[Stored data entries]
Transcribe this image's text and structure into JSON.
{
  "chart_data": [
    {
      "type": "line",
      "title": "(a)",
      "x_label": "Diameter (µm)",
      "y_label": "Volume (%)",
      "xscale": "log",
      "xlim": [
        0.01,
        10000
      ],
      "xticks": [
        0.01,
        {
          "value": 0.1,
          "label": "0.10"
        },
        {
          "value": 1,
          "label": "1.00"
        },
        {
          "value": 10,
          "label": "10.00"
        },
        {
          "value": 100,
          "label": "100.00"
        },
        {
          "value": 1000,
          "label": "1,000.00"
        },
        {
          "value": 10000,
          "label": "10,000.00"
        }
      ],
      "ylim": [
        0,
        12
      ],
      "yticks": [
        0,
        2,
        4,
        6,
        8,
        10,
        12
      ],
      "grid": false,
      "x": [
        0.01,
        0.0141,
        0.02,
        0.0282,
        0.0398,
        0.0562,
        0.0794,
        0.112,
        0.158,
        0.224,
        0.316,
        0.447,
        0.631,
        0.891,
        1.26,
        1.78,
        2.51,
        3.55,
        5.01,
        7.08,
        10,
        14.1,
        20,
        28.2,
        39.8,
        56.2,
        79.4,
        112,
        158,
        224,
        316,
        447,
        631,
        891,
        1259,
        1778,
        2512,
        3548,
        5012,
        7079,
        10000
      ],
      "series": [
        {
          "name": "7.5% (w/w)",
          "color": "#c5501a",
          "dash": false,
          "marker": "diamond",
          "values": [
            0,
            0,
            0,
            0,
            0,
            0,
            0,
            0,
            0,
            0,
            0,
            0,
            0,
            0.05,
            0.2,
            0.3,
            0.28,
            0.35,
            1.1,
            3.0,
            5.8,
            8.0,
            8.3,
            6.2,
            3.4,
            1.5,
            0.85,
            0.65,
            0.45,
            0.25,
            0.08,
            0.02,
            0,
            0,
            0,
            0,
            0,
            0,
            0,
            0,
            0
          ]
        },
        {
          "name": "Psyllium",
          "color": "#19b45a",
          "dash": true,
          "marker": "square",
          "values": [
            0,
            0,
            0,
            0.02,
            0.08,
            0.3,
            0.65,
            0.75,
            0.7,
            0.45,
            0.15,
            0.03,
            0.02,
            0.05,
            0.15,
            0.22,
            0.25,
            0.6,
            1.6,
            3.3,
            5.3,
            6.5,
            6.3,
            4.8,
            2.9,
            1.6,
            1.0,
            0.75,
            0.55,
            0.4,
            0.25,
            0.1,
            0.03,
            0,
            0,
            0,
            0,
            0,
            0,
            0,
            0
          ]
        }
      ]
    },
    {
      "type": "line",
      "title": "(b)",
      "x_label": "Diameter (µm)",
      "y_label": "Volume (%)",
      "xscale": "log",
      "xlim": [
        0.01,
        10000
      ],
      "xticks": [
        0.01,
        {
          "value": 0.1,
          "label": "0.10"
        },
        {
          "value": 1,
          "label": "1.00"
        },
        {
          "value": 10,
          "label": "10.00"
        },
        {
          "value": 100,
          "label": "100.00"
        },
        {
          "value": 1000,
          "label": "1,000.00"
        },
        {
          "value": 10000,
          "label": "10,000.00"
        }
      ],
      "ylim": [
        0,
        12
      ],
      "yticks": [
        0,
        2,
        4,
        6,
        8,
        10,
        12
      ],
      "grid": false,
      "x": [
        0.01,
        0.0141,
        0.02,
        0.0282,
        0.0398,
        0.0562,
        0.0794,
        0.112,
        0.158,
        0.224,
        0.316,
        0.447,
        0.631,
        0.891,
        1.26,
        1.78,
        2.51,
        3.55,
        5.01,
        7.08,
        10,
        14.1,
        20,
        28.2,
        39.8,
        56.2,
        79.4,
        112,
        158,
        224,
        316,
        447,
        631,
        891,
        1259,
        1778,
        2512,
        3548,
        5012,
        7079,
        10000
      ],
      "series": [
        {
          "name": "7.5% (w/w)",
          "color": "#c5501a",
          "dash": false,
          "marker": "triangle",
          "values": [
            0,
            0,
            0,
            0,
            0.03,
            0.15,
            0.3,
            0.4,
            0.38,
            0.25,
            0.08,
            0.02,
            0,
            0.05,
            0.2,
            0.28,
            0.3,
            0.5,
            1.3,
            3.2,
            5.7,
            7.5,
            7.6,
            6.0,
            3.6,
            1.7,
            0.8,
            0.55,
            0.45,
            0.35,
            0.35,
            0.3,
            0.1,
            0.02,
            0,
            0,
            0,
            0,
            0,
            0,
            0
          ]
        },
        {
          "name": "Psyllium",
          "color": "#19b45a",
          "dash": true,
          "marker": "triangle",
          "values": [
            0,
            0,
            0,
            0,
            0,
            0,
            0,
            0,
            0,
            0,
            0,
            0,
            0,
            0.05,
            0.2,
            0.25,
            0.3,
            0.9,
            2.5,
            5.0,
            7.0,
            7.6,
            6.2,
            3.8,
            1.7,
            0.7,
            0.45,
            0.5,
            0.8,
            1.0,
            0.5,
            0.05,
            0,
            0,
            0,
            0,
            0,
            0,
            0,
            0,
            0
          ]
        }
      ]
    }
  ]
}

■ GOAL:
Set every line of the listing down word for word.

■ SOLUTION TO THIS TASK:
Transcribe this image's text and structure into JSON.
{
  "chart_data": [
    {
      "type": "line",
      "title": "(a)",
      "x_label": "Diameter (µm)",
      "y_label": "Volume (%)",
      "xscale": "log",
      "xlim": [
        0.01,
        10000
      ],
      "xticks": [
        0.01,
        {
          "value": 0.1,
          "label": "0.10"
        },
        {
          "value": 1,
          "label": "1.00"
        },
        {
          "value": 10,
          "label": "10.00"
        },
        {
          "value": 100,
          "label": "100.00"
        },
        {
          "value": 1000,
          "label": "1,000.00"
        },
        {
          "value": 10000,
          "label": "10,000.00"
        }
      ],
      "ylim": [
        0,
        12
      ],
      "yticks": [
        0,
        2,
        4,
        6,
        8,
        10,
        12
      ],
      "grid": false,
      "x": [
        0.01,
        0.0141,
        0.02,
        0.0282,
        0.0398,
        0.0562,
        0.0794,
        0.112,
        0.158,
        0.224,
        0.316,
        0.447,
        0.631,
        0.891,
        1.26,
        1.78,
        2.51,
        3.55,
        5.01,
        7.08,
        10,
        14.1,
        20,
        28.2,
        39.8,
        56.2,
        79.4,
        112,
        158,
        224,
        316,
        447,
        631,
        891,
        1259,
        1778,
        2512,
        3548,
        5012,
        7079,
        10000
      ],
      "series": [
        {
          "name": "7.5% (w/w)",
          "color": "#c5501a",
          "dash": false,
          "marker": "diamond",
          "values": [
            0,
            0,
            0,
            0,
            0,
            0,
            0,
            0,
            0,
            0,
            0,
            0,
            0,
            0.05,
            0.2,
            0.3,
            0.28,
            0.35,
            1.1,
            3.0,
            5.8,
            8.0,
            8.3,
            6.2,
            3.4,
            1.5,
            0.85,
            0.65,
            0.45,
            0.25,
            0.08,
            0.02,
            0,
            0,
            0,
            0,
            0,
            0,
            0,
            0,
            0
          ]
        },
        {
          "name": "Psyllium",
          "color": "#19b45a",
          "dash": true,
          "marker": "square",
          "values": [
            0,
            0,
            0,
            0.02,
            0.08,
            0.3,
            0.65,
            0.75,
            0.7,
            0.45,
            0.15,
            0.03,
            0.02,
            0.05,
            0.15,
            0.22,
            0.25,
            0.6,
            1.6,
            3.3,
            5.3,
            6.5,
            6.3,
            4.8,
            2.9,
            1.6,
            1.0,
            0.75,
            0.55,
            0.4,
            0.25,
            0.1,
            0.03,
            0,
            0,
            0,
            0,
            0,
            0,
            0,
            0
          ]
        }
      ]
    },
    {
      "type": "line",
      "title": "(b)",
      "x_label": "Diameter (µm)",
      "y_label": "Volume (%)",
      "xscale": "log",
      "xlim": [
        0.01,
        10000
      ],
      "xticks": [
        0.01,
        {
          "value": 0.1,
          "label": "0.10"
        },
        {
          "value": 1,
          "label": "1.00"
        },
        {
          "value": 10,
          "label": "10.00"
        },
        {
          "value": 100,
          "label": "100.00"
        },
        {
          "value": 1000,
          "label": "1,000.00"
        },
        {
          "value": 10000,
          "label": "10,000.00"
        }
      ],
      "ylim": [
        0,
        12
      ],
      "yticks": [
        0,
        2,
        4,
        6,
        8,
        10,
        12
      ],
      "grid": false,
      "x": [
        0.01,
        0.0141,
        0.02,
        0.0282,
        0.0398,
        0.0562,
        0.0794,
        0.112,
        0.158,
        0.224,
        0.316,
        0.447,
        0.631,
        0.891,
        1.26,
        1.78,
        2.51,
        3.55,
        5.01,
        7.08,
        10,
        14.1,
        20,
        28.2,
        39.8,
        56.2,
        79.4,
        112,
        158,
        224,
        316,
        447,
        631,
        891,
        1259,
        1778,
        2512,
        3548,
        5012,
        7079,
        10000
      ],
      "series": [
        {
          "name": "7.5% (w/w)",
          "color": "#c5501a",
          "dash": false,
          "marker": "triangle",
          "values": [
            0,
            0,
            0,
            0,
            0.03,
            0.15,
            0.3,
            0.4,
            0.38,
            0.25,
            0.08,
            0.02,
            0,
            0.05,
            0.2,
            0.28,
            0.3,
            0.5,
            1.3,
            3.2,
            5.7,
            7.5,
            7.6,
            6.0,
            3.6,
            1.7,
            0.8,
            0.55,
            0.45,
            0.35,
            0.35,
            0.3,
            0.1,
            0.02,
            0,
            0,
            0,
            0,
            0,
            0,
            0
          ]
        },
        {
          "name": "Psyllium",
          "color": "#19b45a",
          "dash": true,
          "marker": "triangle",
          "values": [
            0,
            0,
            0,
            0,
            0,
            0,
            0,
            0,
            0,
            0,
            0,
            0,
            0,
            0.05,
            0.2,
            0.25,
            0.3,
            0.9,
            2.5,
            5.0,
            7.0,
            7.6,
            6.2,
            3.8,
            1.7,
            0.7,
            0.45,
            0.5,
            0.8,
            1.0,
            0.5,
            0.05,
            0,
            0,
            0,
            0,
            0,
            0,
            0,
            0,
            0
          ]
        }
      ]
    }
  ]
}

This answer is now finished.